/---
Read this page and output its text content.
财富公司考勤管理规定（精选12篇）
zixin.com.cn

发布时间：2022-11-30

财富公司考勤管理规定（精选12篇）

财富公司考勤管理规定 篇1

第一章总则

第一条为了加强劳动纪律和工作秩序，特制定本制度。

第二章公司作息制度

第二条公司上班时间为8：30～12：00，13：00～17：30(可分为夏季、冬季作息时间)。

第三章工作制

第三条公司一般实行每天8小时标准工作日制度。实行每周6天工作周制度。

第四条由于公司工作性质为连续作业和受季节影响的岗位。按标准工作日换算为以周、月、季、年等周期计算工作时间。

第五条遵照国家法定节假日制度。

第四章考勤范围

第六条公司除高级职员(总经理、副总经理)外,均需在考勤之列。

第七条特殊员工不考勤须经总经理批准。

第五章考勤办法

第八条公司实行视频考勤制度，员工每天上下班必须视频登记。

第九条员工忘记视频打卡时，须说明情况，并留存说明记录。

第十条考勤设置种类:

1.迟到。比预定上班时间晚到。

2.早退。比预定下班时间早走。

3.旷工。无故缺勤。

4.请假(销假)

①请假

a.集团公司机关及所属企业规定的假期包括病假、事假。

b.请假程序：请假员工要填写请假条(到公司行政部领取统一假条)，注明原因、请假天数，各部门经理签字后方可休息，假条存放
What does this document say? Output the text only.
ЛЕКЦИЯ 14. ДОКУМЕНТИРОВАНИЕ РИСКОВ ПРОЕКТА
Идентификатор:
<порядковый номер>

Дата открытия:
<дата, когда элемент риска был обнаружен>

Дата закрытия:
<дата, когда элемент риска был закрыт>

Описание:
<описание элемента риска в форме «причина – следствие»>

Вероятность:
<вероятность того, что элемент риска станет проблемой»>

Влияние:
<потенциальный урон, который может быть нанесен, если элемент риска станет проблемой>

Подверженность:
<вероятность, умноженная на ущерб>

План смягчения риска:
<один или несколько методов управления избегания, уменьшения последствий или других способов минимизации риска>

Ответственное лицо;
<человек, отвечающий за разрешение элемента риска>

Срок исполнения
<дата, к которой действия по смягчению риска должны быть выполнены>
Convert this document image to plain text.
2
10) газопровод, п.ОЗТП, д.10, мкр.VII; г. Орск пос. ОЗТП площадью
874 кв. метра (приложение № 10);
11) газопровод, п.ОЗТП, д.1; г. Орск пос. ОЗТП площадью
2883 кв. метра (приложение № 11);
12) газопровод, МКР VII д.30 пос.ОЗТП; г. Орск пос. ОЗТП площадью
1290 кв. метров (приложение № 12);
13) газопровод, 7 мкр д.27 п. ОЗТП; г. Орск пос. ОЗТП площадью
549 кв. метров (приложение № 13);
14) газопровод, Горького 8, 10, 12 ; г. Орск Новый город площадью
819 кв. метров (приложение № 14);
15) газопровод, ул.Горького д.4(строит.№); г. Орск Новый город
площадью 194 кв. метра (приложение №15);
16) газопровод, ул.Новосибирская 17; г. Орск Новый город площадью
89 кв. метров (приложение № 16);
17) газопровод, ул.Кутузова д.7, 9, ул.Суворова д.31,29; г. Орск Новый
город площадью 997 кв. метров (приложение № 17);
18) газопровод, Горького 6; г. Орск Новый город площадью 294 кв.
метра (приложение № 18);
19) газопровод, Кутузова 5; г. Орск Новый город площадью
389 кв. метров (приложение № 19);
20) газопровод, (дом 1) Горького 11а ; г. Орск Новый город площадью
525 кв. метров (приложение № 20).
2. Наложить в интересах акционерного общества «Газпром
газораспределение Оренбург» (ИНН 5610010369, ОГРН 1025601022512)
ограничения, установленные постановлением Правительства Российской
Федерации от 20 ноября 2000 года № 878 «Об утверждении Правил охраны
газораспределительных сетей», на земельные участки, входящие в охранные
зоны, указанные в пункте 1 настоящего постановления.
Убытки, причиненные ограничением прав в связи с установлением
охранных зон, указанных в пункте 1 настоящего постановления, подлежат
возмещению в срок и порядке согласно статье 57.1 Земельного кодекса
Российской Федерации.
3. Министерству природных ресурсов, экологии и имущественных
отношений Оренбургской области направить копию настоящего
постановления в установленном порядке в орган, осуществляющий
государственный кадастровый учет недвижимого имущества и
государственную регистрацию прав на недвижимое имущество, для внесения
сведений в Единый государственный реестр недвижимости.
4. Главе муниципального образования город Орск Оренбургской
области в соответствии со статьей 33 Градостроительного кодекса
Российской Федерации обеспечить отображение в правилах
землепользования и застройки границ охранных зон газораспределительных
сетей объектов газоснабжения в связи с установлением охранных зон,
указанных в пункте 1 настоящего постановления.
\---
Your goal: Find each line holding the word "станет" and copy it.

Exercise response:
<вероятность того, что элемент риска станет проблемой»>
<потенциальный урон, который может быть нанесен, если элемент риска станет проблемой>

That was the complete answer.